§ **Stated problem**
Locate each line in the records containing "Cândida". Copy it.

Stored data
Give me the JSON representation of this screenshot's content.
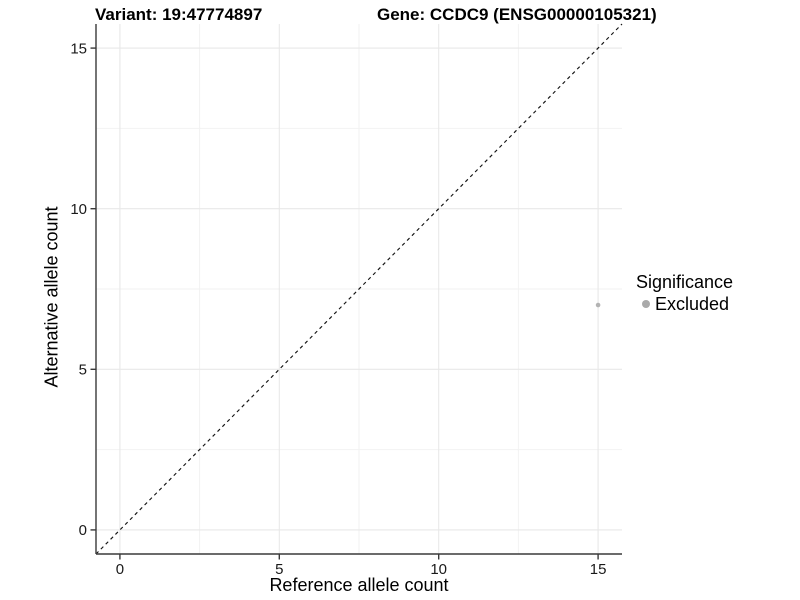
{
  "chart_data": {
    "type": "scatter",
    "title_left": "Variant: 19:47774897",
    "title_right": "Gene: CCDC9 (ENSG00000105321)",
    "xlabel": "Reference allele count",
    "ylabel": "Alternative allele count",
    "xlim": [
      -0.75,
      15.75
    ],
    "ylim": [
      -0.75,
      15.75
    ],
    "x_ticks": [
      0,
      5,
      10,
      15
    ],
    "y_ticks": [
      0,
      5,
      10,
      15
    ],
    "x_minor_ticks": [
      2.5,
      7.5,
      12.5
    ],
    "y_minor_ticks": [
      2.5,
      7.5,
      12.5
    ],
    "grid": "major+minor",
    "identity_line": {
      "style": "dashed",
      "slope": 1,
      "intercept": 0,
      "color": "#141414"
    },
    "series": [
      {
        "name": "Excluded",
        "color": "#b3b3b3",
        "point_radius": 2.3,
        "points": [
          {
            "x": 15,
            "y": 7
          }
        ]
      }
    ],
    "legend": {
      "title": "Significance",
      "position": "right",
      "entries": [
        {
          "label": "Excluded",
          "color": "#aaaaaa"
        }
      ]
    },
    "colors": {
      "background": "#ffffff",
      "axis_line": "#3a3a3a",
      "grid_major": "#e8e8e8",
      "grid_minor": "#f2f2f2",
      "tick_text": "#1a1a1a"
    }
  }
}
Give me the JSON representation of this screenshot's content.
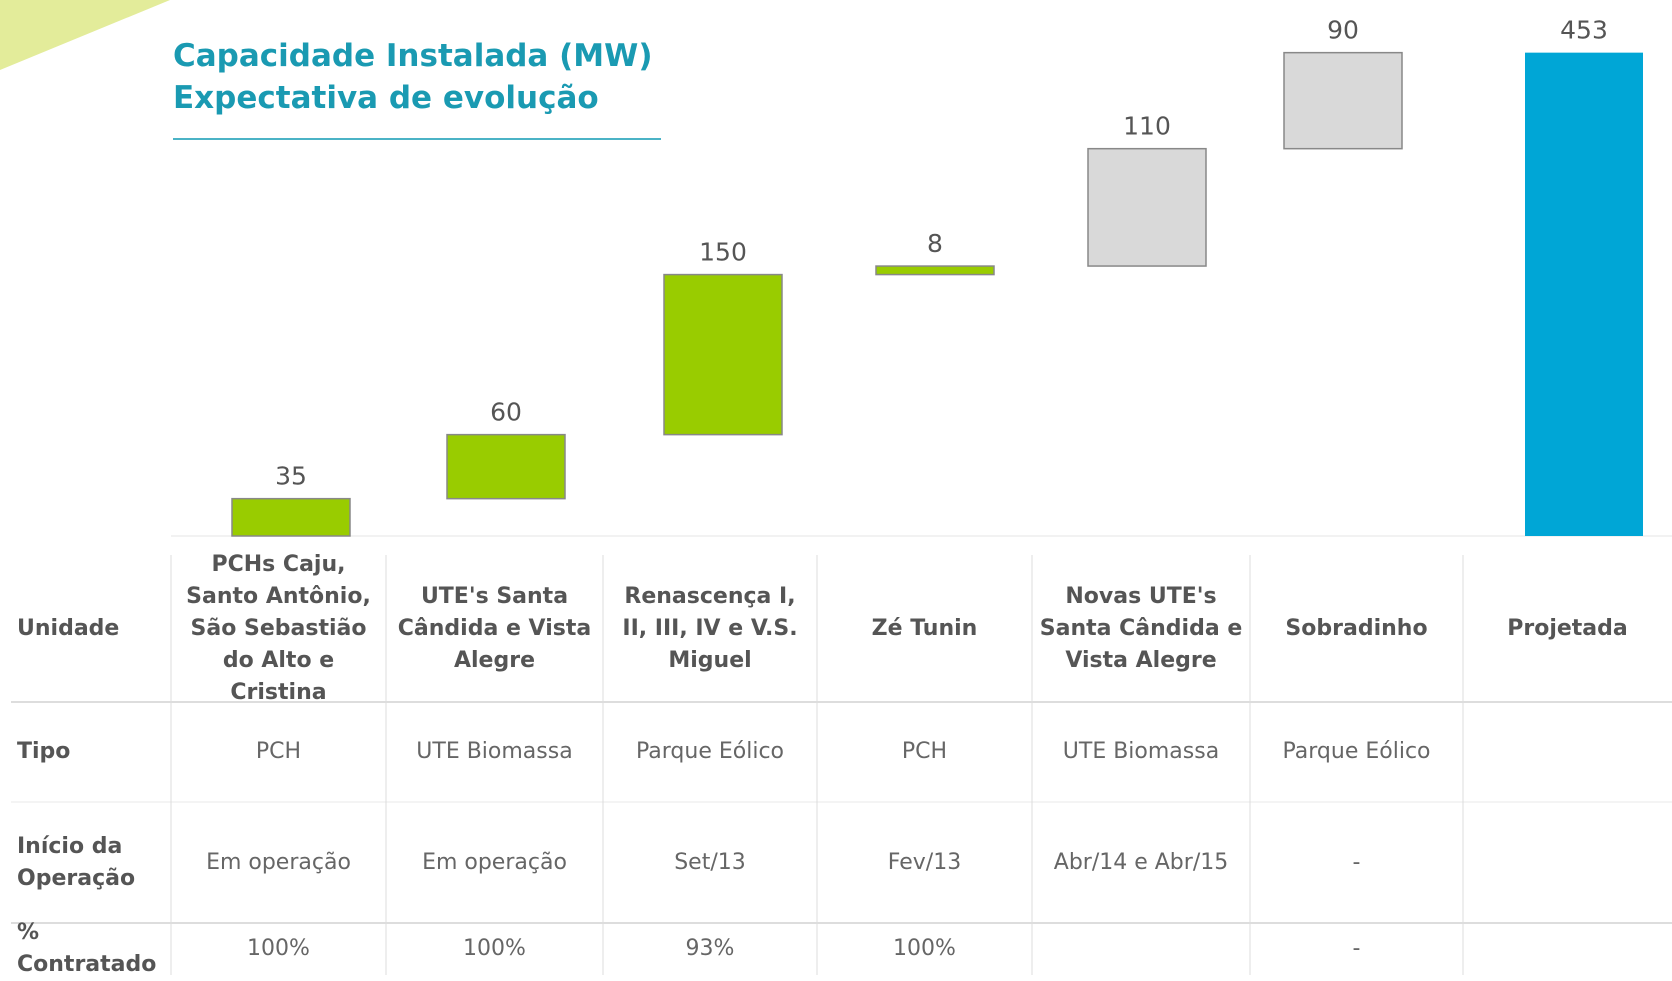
{
  "chart_data": {
    "type": "waterfall",
    "title": "Capacidade Instalada (MW)",
    "subtitle": "Expectativa de evolução",
    "categories": [
      "PCHs Caju, Santo Antônio, São Sebastião do Alto e Cristina",
      "UTE's Santa Cândida e Vista Alegre",
      "Renascença I, II, III, IV e V.S. Miguel",
      "Zé Tunin",
      "Novas UTE's Santa Cândida e Vista Alegre",
      "Sobradinho",
      "Projetada"
    ],
    "values": [
      35,
      60,
      150,
      8,
      110,
      90,
      453
    ],
    "measure": [
      "relative",
      "relative",
      "relative",
      "relative",
      "relative",
      "relative",
      "total"
    ],
    "colors": [
      "#99cc00",
      "#99cc00",
      "#99cc00",
      "#99cc00",
      "#d9d9d9",
      "#d9d9d9",
      "#00a6d6"
    ]
  },
  "table": {
    "row_labels": [
      "Unidade",
      "Tipo",
      "Início da Operação",
      "% Contratado"
    ],
    "tipo": [
      "PCH",
      "UTE Biomassa",
      "Parque Eólico",
      "PCH",
      "UTE Biomassa",
      "Parque Eólico",
      null
    ],
    "inicio": [
      "Em operação",
      "Em operação",
      "Set/13",
      "Fev/13",
      "Abr/14 e Abr/15",
      "-",
      null
    ],
    "contratado": [
      "100%",
      "100%",
      "93%",
      "100%",
      null,
      "-",
      null
    ]
  }
}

§ **Solved exercise**
      "UTE's Santa Cândida e Vista Alegre",
      "Novas UTE's Santa Cândida e Vista Alegre",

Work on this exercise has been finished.